» SET PROBLEM
Exclude any images and output the remaining records exactly.

» Stored records
[BEGIN]
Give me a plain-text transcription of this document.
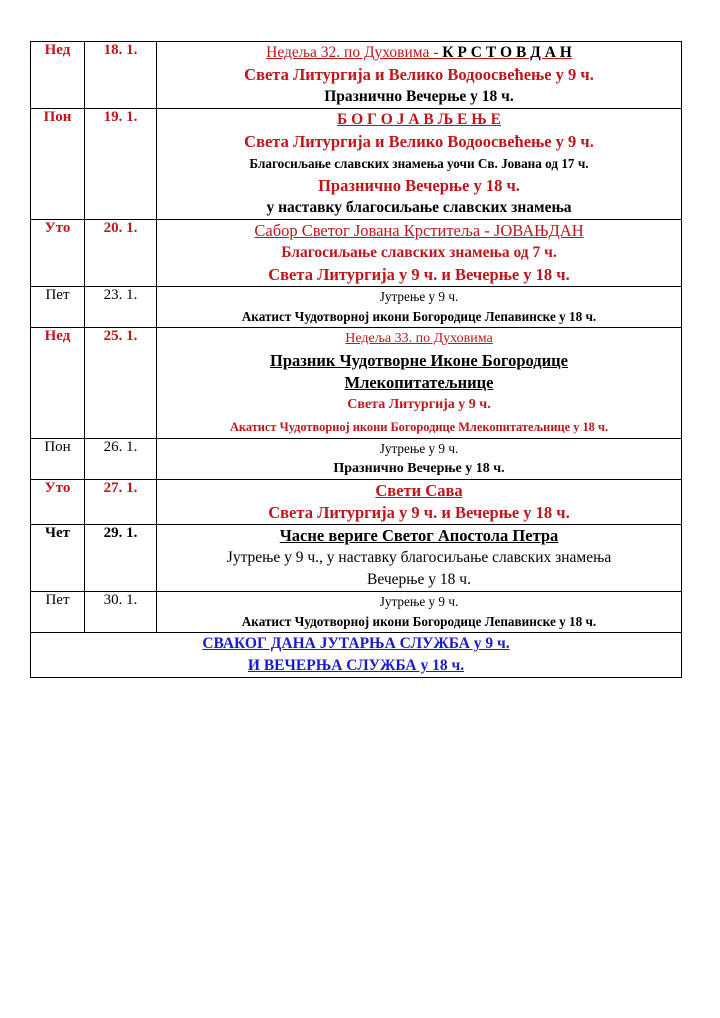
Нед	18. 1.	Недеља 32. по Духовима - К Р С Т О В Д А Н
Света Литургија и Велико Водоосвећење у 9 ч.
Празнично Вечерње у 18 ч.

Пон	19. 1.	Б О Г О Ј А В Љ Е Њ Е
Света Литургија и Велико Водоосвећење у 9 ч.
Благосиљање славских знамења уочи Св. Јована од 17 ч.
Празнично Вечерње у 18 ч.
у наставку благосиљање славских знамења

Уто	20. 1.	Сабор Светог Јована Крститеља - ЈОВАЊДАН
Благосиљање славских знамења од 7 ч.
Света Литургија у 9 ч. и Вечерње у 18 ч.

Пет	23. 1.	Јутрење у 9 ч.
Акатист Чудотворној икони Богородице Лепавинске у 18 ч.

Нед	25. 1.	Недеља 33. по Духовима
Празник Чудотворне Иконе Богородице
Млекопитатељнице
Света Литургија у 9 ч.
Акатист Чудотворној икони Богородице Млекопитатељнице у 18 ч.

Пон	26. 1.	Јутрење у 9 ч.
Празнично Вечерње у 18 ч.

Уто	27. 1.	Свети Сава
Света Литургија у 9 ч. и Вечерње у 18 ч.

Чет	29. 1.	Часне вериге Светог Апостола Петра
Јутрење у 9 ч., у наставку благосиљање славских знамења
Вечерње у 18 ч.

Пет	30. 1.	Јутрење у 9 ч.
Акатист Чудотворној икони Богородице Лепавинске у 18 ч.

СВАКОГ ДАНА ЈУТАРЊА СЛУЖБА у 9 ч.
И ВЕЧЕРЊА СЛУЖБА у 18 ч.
[END]
» RESULT OF THE EXERCISE
Give me a plain-text transcription of this document.
Нед	18. 1.	Недеља 32. по Духовима - К Р С Т О В Д А Н
Света Литургија и Велико Водоосвећење у 9 ч.
Празнично Вечерње у 18 ч.

Пон	19. 1.	Б О Г О Ј А В Љ Е Њ Е
Света Литургија и Велико Водоосвећење у 9 ч.
Благосиљање славских знамења уочи Св. Јована од 17 ч.
Празнично Вечерње у 18 ч.
у наставку благосиљање славских знамења

Уто	20. 1.	Сабор Светог Јована Крститеља - ЈОВАЊДАН
Благосиљање славских знамења од 7 ч.
Света Литургија у 9 ч. и Вечерње у 18 ч.

Пет	23. 1.	Јутрење у 9 ч.
Акатист Чудотворној икони Богородице Лепавинске у 18 ч.

Нед	25. 1.	Недеља 33. по Духовима
Празник Чудотворне Иконе Богородице
Млекопитатељнице
Света Литургија у 9 ч.
Акатист Чудотворној икони Богородице Млекопитатељнице у 18 ч.

Пон	26. 1.	Јутрење у 9 ч.
Празнично Вечерње у 18 ч.

Уто	27. 1.	Свети Сава
Света Литургија у 9 ч. и Вечерње у 18 ч.

Чет	29. 1.	Часне вериге Светог Апостола Петра
Јутрење у 9 ч., у наставку благосиљање славских знамења
Вечерње у 18 ч.

Пет	30. 1.	Јутрење у 9 ч.
Акатист Чудотворној икони Богородице Лепавинске у 18 ч.

СВАКОГ ДАНА ЈУТАРЊА СЛУЖБА у 9 ч.
И ВЕЧЕРЊА СЛУЖБА у 18 ч.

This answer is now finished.